> Written problem
Extract every line of the material below and reproduce each one verbatim, in its original order.

> The records

>> BEGIN

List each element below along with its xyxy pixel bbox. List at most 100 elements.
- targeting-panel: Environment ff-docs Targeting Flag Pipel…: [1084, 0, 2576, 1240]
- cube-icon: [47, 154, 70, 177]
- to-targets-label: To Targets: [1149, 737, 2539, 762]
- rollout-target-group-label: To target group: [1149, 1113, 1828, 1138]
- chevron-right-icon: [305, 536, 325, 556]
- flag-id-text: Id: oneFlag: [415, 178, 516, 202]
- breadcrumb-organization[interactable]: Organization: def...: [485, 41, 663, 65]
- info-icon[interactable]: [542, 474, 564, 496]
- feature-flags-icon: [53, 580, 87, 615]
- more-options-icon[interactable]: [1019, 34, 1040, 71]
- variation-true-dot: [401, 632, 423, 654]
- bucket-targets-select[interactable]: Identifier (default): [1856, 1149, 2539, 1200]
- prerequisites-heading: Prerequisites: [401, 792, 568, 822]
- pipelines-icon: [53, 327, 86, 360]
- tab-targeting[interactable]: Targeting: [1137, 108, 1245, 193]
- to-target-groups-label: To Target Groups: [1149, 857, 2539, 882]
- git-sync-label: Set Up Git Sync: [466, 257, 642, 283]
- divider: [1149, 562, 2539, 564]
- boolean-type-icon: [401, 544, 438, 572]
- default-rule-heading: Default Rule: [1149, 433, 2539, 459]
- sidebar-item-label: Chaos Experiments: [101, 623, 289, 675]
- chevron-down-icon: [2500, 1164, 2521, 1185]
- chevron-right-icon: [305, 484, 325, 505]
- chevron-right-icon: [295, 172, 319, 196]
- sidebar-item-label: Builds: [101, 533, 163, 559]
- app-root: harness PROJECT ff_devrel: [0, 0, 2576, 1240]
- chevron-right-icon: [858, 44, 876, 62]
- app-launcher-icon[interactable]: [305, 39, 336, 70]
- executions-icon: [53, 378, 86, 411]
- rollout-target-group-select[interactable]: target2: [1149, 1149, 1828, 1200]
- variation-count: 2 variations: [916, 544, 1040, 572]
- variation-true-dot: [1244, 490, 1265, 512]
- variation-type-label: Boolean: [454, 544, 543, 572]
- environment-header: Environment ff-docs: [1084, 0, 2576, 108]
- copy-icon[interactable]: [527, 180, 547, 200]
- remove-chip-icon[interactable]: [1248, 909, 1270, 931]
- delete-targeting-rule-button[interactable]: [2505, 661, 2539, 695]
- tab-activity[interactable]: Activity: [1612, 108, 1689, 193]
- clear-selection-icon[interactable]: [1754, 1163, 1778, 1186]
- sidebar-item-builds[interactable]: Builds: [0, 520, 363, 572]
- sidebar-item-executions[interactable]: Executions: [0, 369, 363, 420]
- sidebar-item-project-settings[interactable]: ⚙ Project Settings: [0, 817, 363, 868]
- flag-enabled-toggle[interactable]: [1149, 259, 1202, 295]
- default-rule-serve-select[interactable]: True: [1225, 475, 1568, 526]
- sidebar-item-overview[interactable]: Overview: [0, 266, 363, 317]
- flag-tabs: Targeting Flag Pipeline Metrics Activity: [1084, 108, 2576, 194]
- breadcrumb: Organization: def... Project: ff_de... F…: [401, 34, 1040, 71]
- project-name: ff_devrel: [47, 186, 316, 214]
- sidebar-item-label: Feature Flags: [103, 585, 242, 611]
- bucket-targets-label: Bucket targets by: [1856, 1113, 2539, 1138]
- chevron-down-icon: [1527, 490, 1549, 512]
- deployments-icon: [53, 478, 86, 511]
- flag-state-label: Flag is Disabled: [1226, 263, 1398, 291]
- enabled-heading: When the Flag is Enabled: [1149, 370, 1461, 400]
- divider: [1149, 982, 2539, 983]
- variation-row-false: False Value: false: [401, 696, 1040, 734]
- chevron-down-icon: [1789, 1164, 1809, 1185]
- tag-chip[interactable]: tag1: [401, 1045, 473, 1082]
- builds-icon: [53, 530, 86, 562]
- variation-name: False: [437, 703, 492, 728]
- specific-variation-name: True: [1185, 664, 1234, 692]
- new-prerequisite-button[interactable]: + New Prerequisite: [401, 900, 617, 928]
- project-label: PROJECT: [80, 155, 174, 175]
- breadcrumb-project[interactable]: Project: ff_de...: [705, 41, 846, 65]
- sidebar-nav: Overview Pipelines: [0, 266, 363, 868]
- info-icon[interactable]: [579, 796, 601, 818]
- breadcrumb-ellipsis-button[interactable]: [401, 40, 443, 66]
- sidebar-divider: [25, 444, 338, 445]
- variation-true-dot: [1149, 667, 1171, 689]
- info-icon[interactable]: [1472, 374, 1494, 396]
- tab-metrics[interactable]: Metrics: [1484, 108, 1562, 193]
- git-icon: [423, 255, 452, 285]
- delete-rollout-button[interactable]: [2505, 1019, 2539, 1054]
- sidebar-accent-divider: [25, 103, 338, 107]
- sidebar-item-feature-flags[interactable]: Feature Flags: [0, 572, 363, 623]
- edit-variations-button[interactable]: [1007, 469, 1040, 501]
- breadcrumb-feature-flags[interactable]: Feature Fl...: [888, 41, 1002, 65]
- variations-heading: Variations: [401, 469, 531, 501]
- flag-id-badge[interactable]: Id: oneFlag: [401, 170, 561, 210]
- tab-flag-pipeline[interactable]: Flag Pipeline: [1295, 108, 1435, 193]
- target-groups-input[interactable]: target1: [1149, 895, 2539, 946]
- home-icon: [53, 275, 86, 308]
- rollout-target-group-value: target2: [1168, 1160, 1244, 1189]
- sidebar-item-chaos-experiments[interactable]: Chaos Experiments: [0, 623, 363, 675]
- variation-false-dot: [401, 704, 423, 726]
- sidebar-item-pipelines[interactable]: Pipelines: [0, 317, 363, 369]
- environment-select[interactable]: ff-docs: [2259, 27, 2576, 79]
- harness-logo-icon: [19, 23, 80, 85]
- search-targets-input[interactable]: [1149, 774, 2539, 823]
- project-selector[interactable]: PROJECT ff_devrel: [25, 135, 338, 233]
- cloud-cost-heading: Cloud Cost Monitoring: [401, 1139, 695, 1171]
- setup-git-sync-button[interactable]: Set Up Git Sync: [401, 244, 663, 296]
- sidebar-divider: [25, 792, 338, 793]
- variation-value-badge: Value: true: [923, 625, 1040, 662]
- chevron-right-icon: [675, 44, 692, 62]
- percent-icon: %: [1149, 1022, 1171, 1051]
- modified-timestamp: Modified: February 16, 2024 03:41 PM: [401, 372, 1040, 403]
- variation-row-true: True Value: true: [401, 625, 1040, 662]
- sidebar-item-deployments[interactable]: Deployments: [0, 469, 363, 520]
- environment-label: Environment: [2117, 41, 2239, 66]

>> END

> Answer
List each element below along with its xyxy pixel bbox. List at most 100 elements.
- targeting-panel: Environment ff-docs Targeting Flag Pipel…: [1084, 0, 2576, 1240]
- cube-icon: [47, 154, 70, 177]
- to-targets-label: To Targets: [1149, 737, 2539, 762]
- rollout-target-group-label: To target group: [1149, 1113, 1828, 1138]
- chevron-right-icon: [305, 536, 325, 556]
- flag-id-text: Id: oneFlag: [415, 178, 516, 202]
- breadcrumb-organization[interactable]: Organization: def...: [485, 41, 663, 65]
- info-icon[interactable]: [542, 474, 564, 496]
- feature-flags-icon: [53, 580, 87, 615]
- more-options-icon[interactable]: [1019, 34, 1040, 71]
- variation-true-dot: [401, 632, 423, 654]
- bucket-targets-select[interactable]: Identifier (default): [1856, 1149, 2539, 1200]
- prerequisites-heading: Prerequisites: [401, 792, 568, 822]
- pipelines-icon: [53, 327, 86, 360]
- tab-targeting[interactable]: Targeting: [1137, 108, 1245, 193]
- to-target-groups-label: To Target Groups: [1149, 857, 2539, 882]
- git-sync-label: Set Up Git Sync: [466, 257, 642, 283]
- divider: [1149, 562, 2539, 564]
- boolean-type-icon: [401, 544, 438, 572]
- default-rule-heading: Default Rule: [1149, 433, 2539, 459]
- sidebar-item-label: Chaos Experiments: [101, 623, 289, 675]
- chevron-down-icon: [2500, 1164, 2521, 1185]
- chevron-right-icon: [305, 484, 325, 505]
- chevron-right-icon: [295, 172, 319, 196]
- sidebar-item-label: Builds: [101, 533, 163, 559]
- app-root: harness PROJECT ff_devrel: [0, 0, 2576, 1240]
- chevron-right-icon: [858, 44, 876, 62]
- app-launcher-icon[interactable]: [305, 39, 336, 70]
- executions-icon: [53, 378, 86, 411]
- rollout-target-group-select[interactable]: target2: [1149, 1149, 1828, 1200]
- variation-count: 2 variations: [916, 544, 1040, 572]
- variation-true-dot: [1244, 490, 1265, 512]
- variation-type-label: Boolean: [454, 544, 543, 572]
- environment-header: Environment ff-docs: [1084, 0, 2576, 108]
- copy-icon[interactable]: [527, 180, 547, 200]
- remove-chip-icon[interactable]: [1248, 909, 1270, 931]
- delete-targeting-rule-button[interactable]: [2505, 661, 2539, 695]
- tab-activity[interactable]: Activity: [1612, 108, 1689, 193]
- clear-selection-icon[interactable]: [1754, 1163, 1778, 1186]
- sidebar-item-builds[interactable]: Builds: [0, 520, 363, 572]
- sidebar-item-executions[interactable]: Executions: [0, 369, 363, 420]
- sidebar-item-project-settings[interactable]: ⚙ Project Settings: [0, 817, 363, 868]
- flag-enabled-toggle[interactable]: [1149, 259, 1202, 295]
- default-rule-serve-select[interactable]: True: [1225, 475, 1568, 526]
- sidebar-item-overview[interactable]: Overview: [0, 266, 363, 317]
- flag-tabs: Targeting Flag Pipeline Metrics Activity: [1084, 108, 2576, 194]
- breadcrumb: Organization: def... Project: ff_de... F…: [401, 34, 1040, 71]
- project-name: ff_devrel: [47, 186, 316, 214]
- sidebar-item-label: Feature Flags: [103, 585, 242, 611]
- bucket-targets-label: Bucket targets by: [1856, 1113, 2539, 1138]
- chevron-down-icon: [1527, 490, 1549, 512]
- deployments-icon: [53, 478, 86, 511]
- flag-state-label: Flag is Disabled: [1226, 263, 1398, 291]
- enabled-heading: When the Flag is Enabled: [1149, 370, 1461, 400]
- divider: [1149, 982, 2539, 983]
- variation-row-false: False Value: false: [401, 696, 1040, 734]
- chevron-down-icon: [1789, 1164, 1809, 1185]
- tag-chip[interactable]: tag1: [401, 1045, 473, 1082]
- builds-icon: [53, 530, 86, 562]
- variation-name: False: [437, 703, 492, 728]
- specific-variation-name: True: [1185, 664, 1234, 692]
- new-prerequisite-button[interactable]: + New Prerequisite: [401, 900, 617, 928]
- project-label: PROJECT: [80, 155, 174, 175]
- breadcrumb-project[interactable]: Project: ff_de...: [705, 41, 846, 65]
- sidebar-nav: Overview Pipelines: [0, 266, 363, 868]
- info-icon[interactable]: [579, 796, 601, 818]
- breadcrumb-ellipsis-button[interactable]: [401, 40, 443, 66]
- sidebar-divider: [25, 444, 338, 445]
- variation-true-dot: [1149, 667, 1171, 689]
- info-icon[interactable]: [1472, 374, 1494, 396]
- tab-metrics[interactable]: Metrics: [1484, 108, 1562, 193]
- git-icon: [423, 255, 452, 285]
- delete-rollout-button[interactable]: [2505, 1019, 2539, 1054]
- sidebar-accent-divider: [25, 103, 338, 107]
- sidebar-item-feature-flags[interactable]: Feature Flags: [0, 572, 363, 623]
- edit-variations-button[interactable]: [1007, 469, 1040, 501]
- breadcrumb-feature-flags[interactable]: Feature Fl...: [888, 41, 1002, 65]
- variations-heading: Variations: [401, 469, 531, 501]
- flag-id-badge[interactable]: Id: oneFlag: [401, 170, 561, 210]
- tab-flag-pipeline[interactable]: Flag Pipeline: [1295, 108, 1435, 193]
- target-groups-input[interactable]: target1: [1149, 895, 2539, 946]
- home-icon: [53, 275, 86, 308]
- rollout-target-group-value: target2: [1168, 1160, 1244, 1189]
- sidebar-item-chaos-experiments[interactable]: Chaos Experiments: [0, 623, 363, 675]
- variation-false-dot: [401, 704, 423, 726]
- sidebar-item-pipelines[interactable]: Pipelines: [0, 317, 363, 369]
- environment-select[interactable]: ff-docs: [2259, 27, 2576, 79]
- harness-logo-icon: [19, 23, 80, 85]
- search-targets-input[interactable]: [1149, 774, 2539, 823]
- project-selector[interactable]: PROJECT ff_devrel: [25, 135, 338, 233]
- cloud-cost-heading: Cloud Cost Monitoring: [401, 1139, 695, 1171]
- setup-git-sync-button[interactable]: Set Up Git Sync: [401, 244, 663, 296]
- sidebar-divider: [25, 792, 338, 793]
- variation-value-badge: Value: true: [923, 625, 1040, 662]
- chevron-right-icon: [675, 44, 692, 62]
- percent-icon: %: [1149, 1022, 1171, 1051]
- modified-timestamp: Modified: February 16, 2024 03:41 PM: [401, 372, 1040, 403]
- variation-row-true: True Value: true: [401, 625, 1040, 662]
- sidebar-item-deployments[interactable]: Deployments: [0, 469, 363, 520]
- environment-label: Environment: [2117, 41, 2239, 66]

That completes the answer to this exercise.